━━━━━ RECORD LIST ━━━━━

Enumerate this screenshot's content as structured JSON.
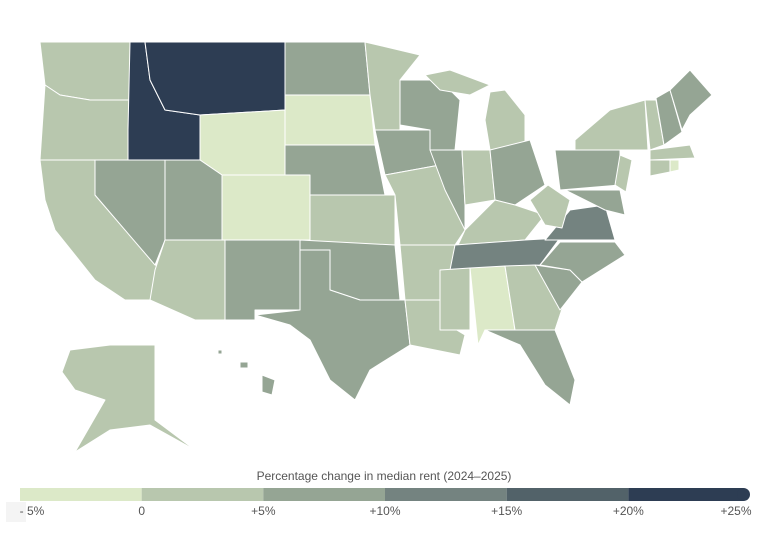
{
  "legend": {
    "title": "Percentage change in median rent (2024–2025)",
    "xlim": [
      -5,
      25
    ],
    "ticks": [
      {
        "value": -5,
        "label": "- 5%"
      },
      0,
      {
        "value": 5,
        "label": "+5%"
      },
      {
        "value": 10,
        "label": "+10%"
      },
      {
        "value": 15,
        "label": "+15%"
      },
      {
        "value": 20,
        "label": "+20%"
      },
      {
        "value": 25,
        "label": "+25%"
      }
    ],
    "colors": [
      "#dce9c8",
      "#b8c7ae",
      "#95a594",
      "#748380",
      "#526269",
      "#2d3d53"
    ]
  }
}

━━━━━

◆ PROBLEM REQUIREMENTS:
Set down all the data again exactly as above, pictures excluded.

◆ ANSWER IN FULL:
Enumerate this screenshot's content as structured JSON.
{
  "legend": {
    "title": "Percentage change in median rent (2024–2025)",
    "xlim": [
      -5,
      25
    ],
    "ticks": [
      {
        "value": -5,
        "label": "- 5%"
      },
      0,
      {
        "value": 5,
        "label": "+5%"
      },
      {
        "value": 10,
        "label": "+10%"
      },
      {
        "value": 15,
        "label": "+15%"
      },
      {
        "value": 20,
        "label": "+20%"
      },
      {
        "value": 25,
        "label": "+25%"
      }
    ],
    "colors": [
      "#dce9c8",
      "#b8c7ae",
      "#95a594",
      "#748380",
      "#526269",
      "#2d3d53"
    ]
  }
}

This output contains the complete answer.